Dataset rows:
=-=-=-=-=

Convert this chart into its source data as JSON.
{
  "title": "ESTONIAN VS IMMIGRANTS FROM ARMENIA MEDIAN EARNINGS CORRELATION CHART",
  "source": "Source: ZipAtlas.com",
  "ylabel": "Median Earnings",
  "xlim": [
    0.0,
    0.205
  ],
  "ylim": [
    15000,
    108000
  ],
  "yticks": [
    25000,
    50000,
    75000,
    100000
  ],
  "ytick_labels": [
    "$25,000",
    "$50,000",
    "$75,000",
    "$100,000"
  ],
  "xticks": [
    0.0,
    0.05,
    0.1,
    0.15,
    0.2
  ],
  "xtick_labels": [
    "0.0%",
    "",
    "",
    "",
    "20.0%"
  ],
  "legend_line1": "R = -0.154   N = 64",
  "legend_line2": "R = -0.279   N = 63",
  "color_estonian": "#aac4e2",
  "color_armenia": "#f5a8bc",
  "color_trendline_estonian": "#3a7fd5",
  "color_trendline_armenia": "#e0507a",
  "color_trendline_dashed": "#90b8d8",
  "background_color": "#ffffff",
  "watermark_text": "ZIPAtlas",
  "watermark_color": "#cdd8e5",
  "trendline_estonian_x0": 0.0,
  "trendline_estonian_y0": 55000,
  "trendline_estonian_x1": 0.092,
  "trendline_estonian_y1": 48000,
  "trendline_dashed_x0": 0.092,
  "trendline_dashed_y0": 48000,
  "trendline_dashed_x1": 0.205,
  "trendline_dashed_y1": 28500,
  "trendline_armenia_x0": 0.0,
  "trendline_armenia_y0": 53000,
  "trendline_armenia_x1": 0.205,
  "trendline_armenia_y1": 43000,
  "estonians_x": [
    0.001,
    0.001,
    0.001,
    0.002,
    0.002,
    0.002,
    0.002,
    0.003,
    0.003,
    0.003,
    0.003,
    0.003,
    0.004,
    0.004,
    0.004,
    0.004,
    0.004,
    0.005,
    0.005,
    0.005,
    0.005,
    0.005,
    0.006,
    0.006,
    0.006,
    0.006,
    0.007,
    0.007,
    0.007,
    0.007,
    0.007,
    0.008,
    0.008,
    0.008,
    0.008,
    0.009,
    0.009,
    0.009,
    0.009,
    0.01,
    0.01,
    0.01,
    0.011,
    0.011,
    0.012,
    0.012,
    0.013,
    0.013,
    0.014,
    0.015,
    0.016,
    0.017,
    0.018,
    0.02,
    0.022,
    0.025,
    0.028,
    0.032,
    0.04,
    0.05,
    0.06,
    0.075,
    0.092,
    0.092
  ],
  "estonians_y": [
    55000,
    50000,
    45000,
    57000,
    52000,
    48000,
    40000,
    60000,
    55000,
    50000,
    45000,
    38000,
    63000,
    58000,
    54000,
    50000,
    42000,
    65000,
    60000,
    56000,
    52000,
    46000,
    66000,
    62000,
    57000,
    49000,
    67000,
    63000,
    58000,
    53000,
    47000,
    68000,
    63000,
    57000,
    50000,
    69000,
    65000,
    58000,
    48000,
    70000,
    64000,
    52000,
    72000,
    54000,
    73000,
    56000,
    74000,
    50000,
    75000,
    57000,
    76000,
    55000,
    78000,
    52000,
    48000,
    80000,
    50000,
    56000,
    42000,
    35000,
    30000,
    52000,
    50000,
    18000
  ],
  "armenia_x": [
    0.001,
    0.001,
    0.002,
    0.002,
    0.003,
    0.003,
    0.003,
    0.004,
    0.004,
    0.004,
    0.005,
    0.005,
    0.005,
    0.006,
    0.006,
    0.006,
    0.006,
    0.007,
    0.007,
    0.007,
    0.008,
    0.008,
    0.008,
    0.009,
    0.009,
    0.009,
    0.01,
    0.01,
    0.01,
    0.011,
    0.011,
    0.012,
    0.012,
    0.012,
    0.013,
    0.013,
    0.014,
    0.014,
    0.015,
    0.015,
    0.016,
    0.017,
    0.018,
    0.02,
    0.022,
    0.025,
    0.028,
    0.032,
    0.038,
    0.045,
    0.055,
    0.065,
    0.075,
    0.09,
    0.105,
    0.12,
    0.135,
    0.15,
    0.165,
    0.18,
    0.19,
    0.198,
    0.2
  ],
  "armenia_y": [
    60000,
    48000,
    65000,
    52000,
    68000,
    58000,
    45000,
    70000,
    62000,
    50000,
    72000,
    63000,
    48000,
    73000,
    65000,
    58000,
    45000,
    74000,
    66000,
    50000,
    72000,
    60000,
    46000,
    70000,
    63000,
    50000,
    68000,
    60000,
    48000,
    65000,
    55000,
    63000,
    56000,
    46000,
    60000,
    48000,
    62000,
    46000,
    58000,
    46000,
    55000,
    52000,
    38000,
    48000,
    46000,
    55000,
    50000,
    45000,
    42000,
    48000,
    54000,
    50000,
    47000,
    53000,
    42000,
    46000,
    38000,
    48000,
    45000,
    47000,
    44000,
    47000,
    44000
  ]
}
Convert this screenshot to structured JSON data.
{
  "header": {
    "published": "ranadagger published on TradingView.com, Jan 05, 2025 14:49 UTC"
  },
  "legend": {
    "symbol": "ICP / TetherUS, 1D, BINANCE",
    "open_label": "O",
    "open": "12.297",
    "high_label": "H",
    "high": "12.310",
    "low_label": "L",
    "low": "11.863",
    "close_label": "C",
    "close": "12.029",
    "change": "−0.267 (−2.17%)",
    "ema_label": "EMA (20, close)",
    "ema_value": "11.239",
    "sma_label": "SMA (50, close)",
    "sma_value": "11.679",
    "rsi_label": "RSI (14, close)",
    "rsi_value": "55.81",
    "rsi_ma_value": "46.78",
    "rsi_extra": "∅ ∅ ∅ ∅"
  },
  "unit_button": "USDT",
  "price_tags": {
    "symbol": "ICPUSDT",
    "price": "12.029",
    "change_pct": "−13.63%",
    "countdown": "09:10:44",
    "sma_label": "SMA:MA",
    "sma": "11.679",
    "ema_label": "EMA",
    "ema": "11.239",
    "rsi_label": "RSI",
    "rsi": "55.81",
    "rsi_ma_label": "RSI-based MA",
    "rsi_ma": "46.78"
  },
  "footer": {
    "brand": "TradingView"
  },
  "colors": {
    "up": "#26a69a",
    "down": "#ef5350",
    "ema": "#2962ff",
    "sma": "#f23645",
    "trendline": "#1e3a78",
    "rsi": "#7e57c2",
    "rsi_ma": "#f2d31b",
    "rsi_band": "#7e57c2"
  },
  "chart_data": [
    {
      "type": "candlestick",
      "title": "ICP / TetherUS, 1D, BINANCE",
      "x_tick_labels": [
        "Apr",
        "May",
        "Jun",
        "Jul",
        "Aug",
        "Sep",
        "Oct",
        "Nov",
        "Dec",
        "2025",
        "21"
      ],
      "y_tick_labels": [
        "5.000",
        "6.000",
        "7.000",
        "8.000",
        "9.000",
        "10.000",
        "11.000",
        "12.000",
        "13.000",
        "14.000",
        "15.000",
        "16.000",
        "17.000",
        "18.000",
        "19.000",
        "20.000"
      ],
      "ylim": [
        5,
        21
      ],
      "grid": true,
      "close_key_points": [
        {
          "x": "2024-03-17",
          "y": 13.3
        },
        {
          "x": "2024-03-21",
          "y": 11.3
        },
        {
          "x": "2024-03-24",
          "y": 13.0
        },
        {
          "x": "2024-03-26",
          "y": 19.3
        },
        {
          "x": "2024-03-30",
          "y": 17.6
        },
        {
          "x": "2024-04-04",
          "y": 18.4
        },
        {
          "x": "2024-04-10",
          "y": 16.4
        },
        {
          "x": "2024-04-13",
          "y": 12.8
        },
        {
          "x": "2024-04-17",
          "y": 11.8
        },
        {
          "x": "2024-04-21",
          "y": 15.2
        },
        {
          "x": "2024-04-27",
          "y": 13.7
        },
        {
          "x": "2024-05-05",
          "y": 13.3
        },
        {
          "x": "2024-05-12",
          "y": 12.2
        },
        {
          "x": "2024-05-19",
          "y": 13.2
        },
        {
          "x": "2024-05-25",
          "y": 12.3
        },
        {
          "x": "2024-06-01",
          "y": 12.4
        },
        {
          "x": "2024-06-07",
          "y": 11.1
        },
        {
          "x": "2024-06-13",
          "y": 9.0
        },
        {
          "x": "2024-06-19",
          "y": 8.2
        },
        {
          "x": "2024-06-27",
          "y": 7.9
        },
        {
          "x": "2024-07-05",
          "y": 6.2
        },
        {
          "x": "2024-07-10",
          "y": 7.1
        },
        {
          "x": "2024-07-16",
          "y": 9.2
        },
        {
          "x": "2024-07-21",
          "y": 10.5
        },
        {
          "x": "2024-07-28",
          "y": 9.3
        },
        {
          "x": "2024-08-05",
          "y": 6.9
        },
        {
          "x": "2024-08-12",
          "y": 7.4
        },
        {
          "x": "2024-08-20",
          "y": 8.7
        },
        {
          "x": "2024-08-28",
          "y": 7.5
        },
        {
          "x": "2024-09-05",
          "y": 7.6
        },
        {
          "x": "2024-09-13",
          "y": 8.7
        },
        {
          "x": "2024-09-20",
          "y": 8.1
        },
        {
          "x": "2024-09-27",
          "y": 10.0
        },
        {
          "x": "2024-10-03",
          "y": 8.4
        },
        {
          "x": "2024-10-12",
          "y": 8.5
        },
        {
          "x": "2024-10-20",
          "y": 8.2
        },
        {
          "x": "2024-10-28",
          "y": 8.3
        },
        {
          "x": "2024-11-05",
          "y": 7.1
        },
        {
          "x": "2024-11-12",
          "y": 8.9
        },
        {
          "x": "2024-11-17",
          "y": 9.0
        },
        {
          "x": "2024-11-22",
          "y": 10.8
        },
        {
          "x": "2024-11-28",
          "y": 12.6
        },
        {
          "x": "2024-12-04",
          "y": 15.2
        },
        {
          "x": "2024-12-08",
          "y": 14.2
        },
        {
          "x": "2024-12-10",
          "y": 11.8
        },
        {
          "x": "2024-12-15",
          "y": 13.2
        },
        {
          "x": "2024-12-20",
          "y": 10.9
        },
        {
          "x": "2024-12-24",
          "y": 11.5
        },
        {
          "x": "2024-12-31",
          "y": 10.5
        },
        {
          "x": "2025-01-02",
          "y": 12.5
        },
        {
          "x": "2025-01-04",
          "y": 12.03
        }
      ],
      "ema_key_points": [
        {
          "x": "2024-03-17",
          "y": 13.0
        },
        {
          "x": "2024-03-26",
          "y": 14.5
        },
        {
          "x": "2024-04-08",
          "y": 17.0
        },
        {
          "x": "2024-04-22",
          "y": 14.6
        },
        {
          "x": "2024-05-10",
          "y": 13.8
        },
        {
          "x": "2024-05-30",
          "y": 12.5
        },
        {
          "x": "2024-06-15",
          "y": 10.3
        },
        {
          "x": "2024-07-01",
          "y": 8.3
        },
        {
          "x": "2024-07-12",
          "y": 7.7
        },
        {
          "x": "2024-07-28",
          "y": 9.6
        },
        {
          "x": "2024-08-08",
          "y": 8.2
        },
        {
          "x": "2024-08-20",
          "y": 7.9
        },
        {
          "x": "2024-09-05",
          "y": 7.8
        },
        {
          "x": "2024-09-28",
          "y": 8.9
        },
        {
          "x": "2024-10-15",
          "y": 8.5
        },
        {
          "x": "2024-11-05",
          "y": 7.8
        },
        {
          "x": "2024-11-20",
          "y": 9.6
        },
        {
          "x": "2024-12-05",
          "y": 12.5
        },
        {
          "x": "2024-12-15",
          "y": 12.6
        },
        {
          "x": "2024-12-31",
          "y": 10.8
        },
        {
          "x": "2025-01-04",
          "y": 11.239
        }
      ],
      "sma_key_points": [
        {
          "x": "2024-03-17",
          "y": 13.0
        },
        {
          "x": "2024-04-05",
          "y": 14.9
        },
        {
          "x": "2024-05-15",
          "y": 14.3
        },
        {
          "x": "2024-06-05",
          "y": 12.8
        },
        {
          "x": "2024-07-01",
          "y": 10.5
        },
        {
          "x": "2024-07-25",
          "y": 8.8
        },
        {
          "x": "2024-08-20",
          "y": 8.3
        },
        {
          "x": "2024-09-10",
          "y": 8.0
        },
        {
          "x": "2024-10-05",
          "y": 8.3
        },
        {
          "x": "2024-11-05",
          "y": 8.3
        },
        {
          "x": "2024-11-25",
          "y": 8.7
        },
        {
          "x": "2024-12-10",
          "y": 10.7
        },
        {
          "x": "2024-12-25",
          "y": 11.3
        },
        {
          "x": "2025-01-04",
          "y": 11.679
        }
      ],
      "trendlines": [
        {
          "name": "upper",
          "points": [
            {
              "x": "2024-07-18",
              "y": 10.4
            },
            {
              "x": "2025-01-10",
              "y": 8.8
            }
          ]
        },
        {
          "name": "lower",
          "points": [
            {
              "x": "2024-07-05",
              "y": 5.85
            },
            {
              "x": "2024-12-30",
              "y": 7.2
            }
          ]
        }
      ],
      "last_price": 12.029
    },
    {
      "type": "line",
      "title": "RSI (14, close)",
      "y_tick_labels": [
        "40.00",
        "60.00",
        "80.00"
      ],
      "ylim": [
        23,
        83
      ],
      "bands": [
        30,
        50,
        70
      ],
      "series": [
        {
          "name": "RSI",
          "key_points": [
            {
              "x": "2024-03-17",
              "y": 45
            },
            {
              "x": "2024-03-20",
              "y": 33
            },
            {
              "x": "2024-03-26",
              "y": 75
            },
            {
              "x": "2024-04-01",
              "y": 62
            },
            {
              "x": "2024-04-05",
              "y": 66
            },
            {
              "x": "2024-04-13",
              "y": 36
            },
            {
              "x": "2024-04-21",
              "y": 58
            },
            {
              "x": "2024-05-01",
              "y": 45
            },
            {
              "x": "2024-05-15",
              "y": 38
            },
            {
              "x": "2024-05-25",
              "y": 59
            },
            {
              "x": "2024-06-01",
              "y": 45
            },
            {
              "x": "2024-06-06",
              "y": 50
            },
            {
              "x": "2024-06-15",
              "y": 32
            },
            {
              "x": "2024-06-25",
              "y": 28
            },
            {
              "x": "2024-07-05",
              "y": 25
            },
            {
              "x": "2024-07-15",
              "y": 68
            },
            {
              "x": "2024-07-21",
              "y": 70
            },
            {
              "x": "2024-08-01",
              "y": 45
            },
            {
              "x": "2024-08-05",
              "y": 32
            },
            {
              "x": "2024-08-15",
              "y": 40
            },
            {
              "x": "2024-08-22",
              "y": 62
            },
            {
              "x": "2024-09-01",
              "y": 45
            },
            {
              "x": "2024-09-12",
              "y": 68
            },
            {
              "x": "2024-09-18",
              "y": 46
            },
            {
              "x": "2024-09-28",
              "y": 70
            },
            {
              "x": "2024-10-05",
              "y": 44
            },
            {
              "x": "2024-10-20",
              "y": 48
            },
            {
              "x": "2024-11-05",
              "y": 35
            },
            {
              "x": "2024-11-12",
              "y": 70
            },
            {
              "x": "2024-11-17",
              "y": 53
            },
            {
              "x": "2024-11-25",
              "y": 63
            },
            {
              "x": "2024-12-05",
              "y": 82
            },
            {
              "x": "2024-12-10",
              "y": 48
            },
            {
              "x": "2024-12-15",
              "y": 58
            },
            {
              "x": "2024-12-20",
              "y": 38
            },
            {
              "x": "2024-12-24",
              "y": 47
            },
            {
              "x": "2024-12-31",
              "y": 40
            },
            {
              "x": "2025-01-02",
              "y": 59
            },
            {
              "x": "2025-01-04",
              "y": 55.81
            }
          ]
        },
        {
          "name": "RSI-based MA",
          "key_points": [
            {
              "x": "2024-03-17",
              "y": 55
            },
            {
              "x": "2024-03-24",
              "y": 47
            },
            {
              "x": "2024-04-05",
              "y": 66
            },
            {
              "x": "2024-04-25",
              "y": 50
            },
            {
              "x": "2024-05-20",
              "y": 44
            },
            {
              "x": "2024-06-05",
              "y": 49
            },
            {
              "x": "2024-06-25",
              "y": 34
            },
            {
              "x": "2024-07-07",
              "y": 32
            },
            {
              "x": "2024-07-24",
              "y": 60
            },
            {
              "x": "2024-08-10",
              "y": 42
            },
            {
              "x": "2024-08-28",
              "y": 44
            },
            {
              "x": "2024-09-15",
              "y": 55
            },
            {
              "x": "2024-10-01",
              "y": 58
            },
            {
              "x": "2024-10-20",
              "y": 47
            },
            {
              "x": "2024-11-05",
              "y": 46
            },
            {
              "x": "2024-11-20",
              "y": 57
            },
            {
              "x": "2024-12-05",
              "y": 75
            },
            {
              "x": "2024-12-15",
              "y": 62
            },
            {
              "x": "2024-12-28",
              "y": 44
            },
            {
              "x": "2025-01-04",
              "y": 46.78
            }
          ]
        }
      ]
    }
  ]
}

=-=-=-=-=

◆ **To do**: Search the listing for the word "this" and return each line that holds it.

◆ **Worked answer**:
Convert this chart into its source data as JSON.
Convert this screenshot to structured JSON data.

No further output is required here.